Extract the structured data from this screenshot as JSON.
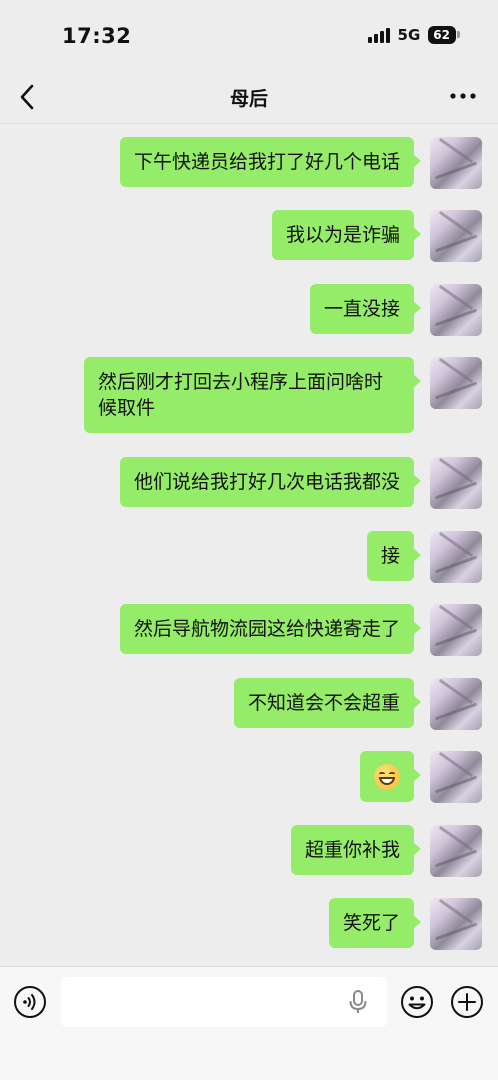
{
  "status": {
    "time": "17:32",
    "network": "5G",
    "battery": "62"
  },
  "nav": {
    "title": "母后",
    "back_icon": "chevron-left-icon",
    "more_icon": "more-dots-icon"
  },
  "messages": [
    {
      "text": "下午快递员给我打了好几个电话"
    },
    {
      "text": "我以为是诈骗"
    },
    {
      "text": "一直没接"
    },
    {
      "text": "然后刚才打回去小程序上面问啥时候取件"
    },
    {
      "text": "他们说给我打好几次电话我都没"
    },
    {
      "text": "接"
    },
    {
      "text": "然后导航物流园这给快递寄走了"
    },
    {
      "text": "不知道会不会超重"
    },
    {
      "text": "",
      "emoji": "grinning-face-emoji"
    },
    {
      "text": "超重你补我"
    },
    {
      "text": "笑死了"
    }
  ],
  "input": {
    "value": "",
    "voice_icon": "voice-icon",
    "mic_icon": "microphone-icon",
    "emoji_icon": "emoji-icon",
    "plus_icon": "plus-icon"
  },
  "colors": {
    "bubble": "#95ec69",
    "background": "#ededed"
  }
}
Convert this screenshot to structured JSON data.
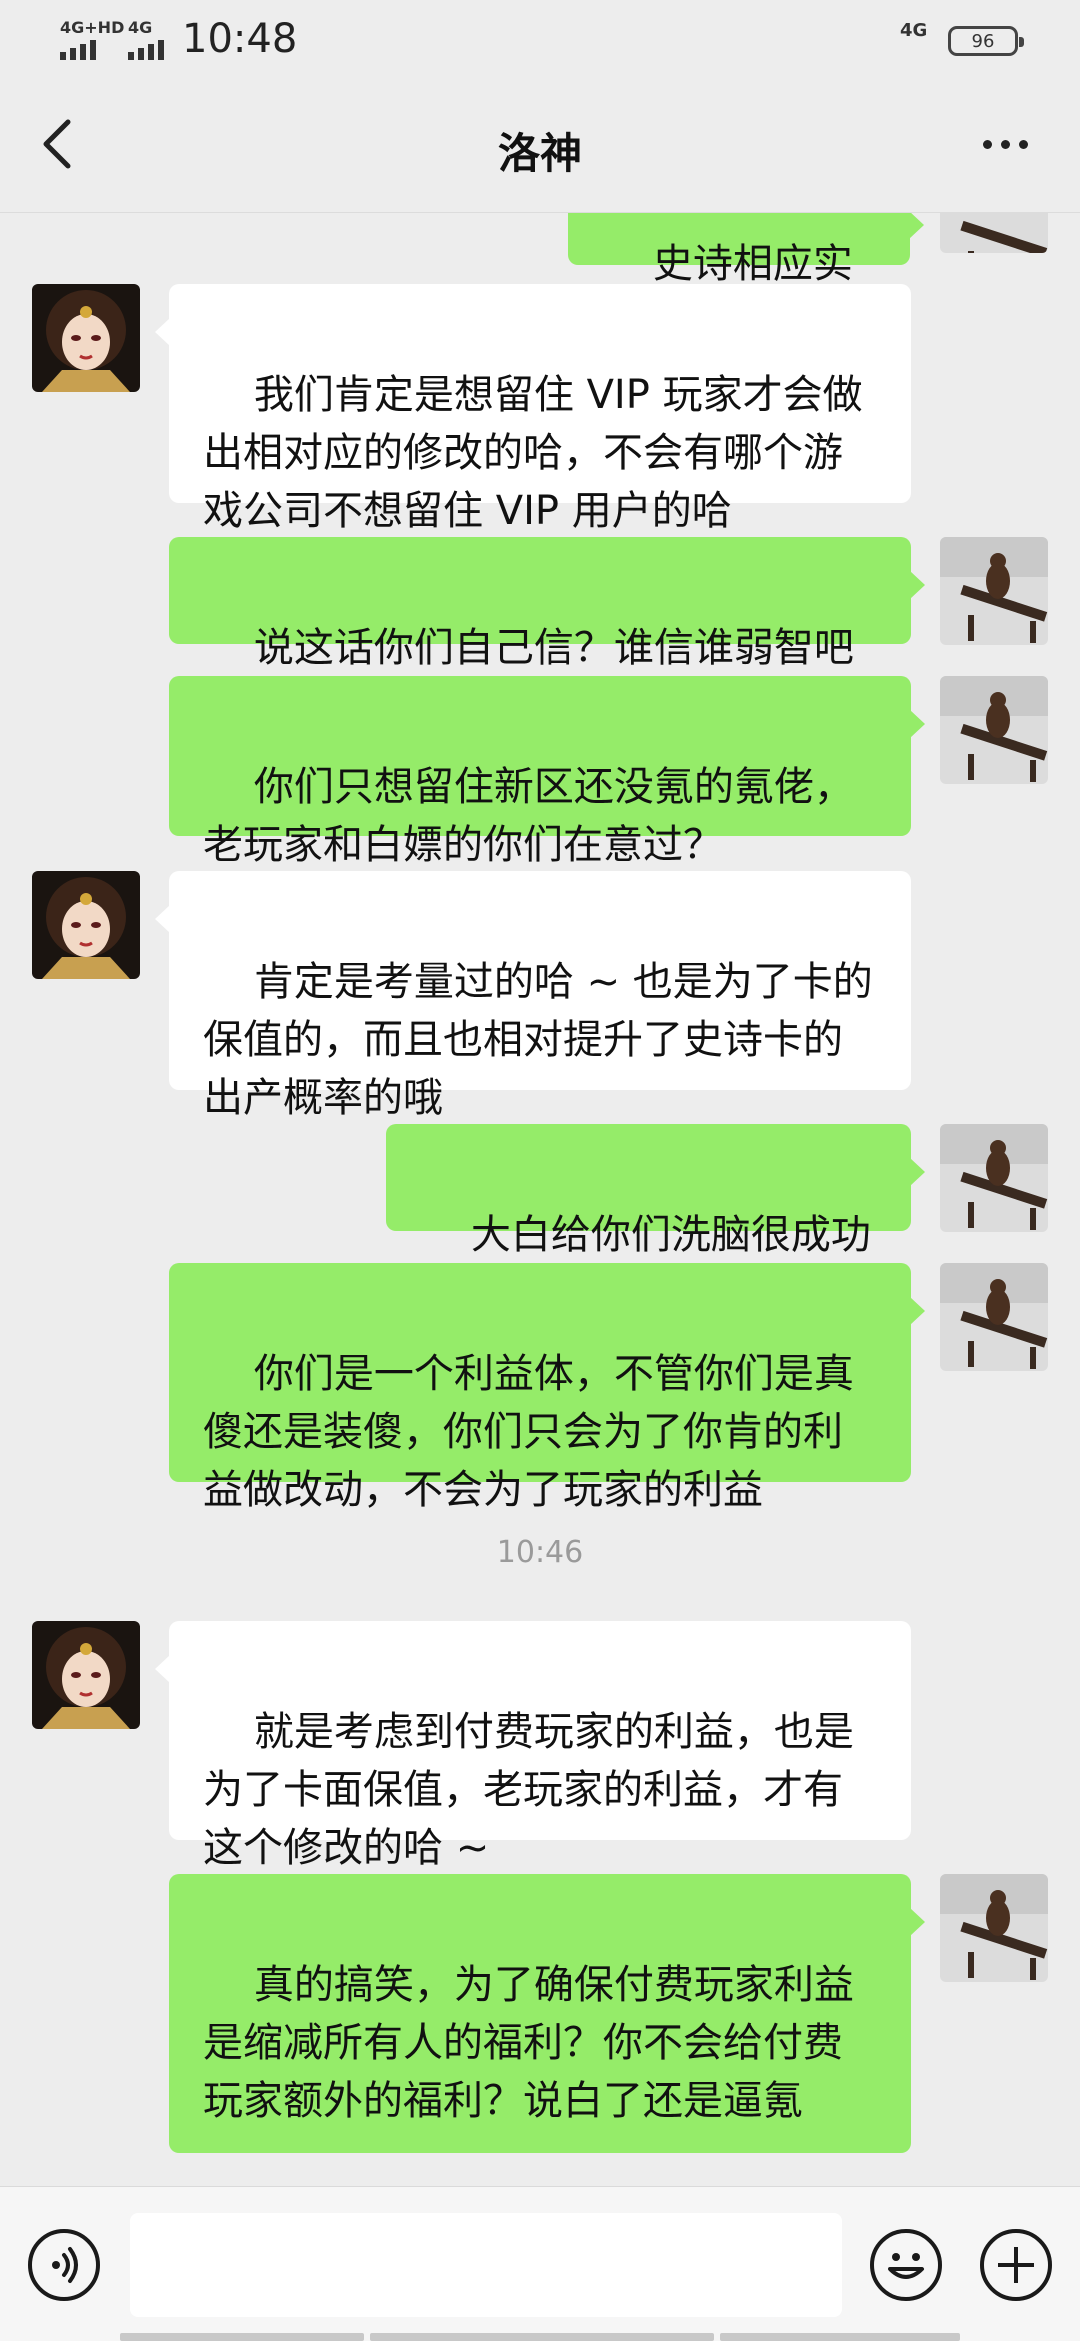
{
  "status_bar": {
    "signal1_label": "4G+HD",
    "signal2_label": "4G",
    "time": "10:48",
    "network": "4G",
    "battery": "96"
  },
  "header": {
    "title": "洛神",
    "back_icon": "chevron-left-icon",
    "more_icon": "more-dots-icon"
  },
  "messages": [
    {
      "sender": "self",
      "text": "史诗相应实在"
    },
    {
      "sender": "other",
      "text": "我们肯定是想留住 VIP 玩家才会做出相对应的修改的哈，不会有哪个游戏公司不想留住 VIP 用户的哈"
    },
    {
      "sender": "self",
      "text": "说这话你们自己信？谁信谁弱智吧"
    },
    {
      "sender": "self",
      "text": "你们只想留住新区还没氪的氪佬，老玩家和白嫖的你们在意过？"
    },
    {
      "sender": "other",
      "text": "肯定是考量过的哈 ~ 也是为了卡的保值的，而且也相对提升了史诗卡的出产概率的哦"
    },
    {
      "sender": "self",
      "text": "大白给你们洗脑很成功"
    },
    {
      "sender": "self",
      "text": "你们是一个利益体，不管你们是真傻还是装傻，你们只会为了你肯的利益做改动，不会为了玩家的利益"
    },
    {
      "sender": "other",
      "text": "就是考虑到付费玩家的利益，也是为了卡面保值，老玩家的利益，才有这个修改的哈 ~"
    },
    {
      "sender": "self",
      "text": "真的搞笑，为了确保付费玩家利益是缩减所有人的福利？你不会给付费玩家额外的福利？说白了还是逼氪"
    }
  ],
  "timestamp": "10:46",
  "input_bar": {
    "voice_icon": "voice-icon",
    "emoji_icon": "emoji-icon",
    "plus_icon": "plus-icon"
  },
  "colors": {
    "sent_bubble": "#95ec69",
    "received_bubble": "#ffffff",
    "background": "#ededed"
  }
}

┄┄┄┄┄┄┄┄┄┄

_THE PROBLEM_:
State only the number of lines in these entries that contain "structured".

_RESULT BELOW_:
2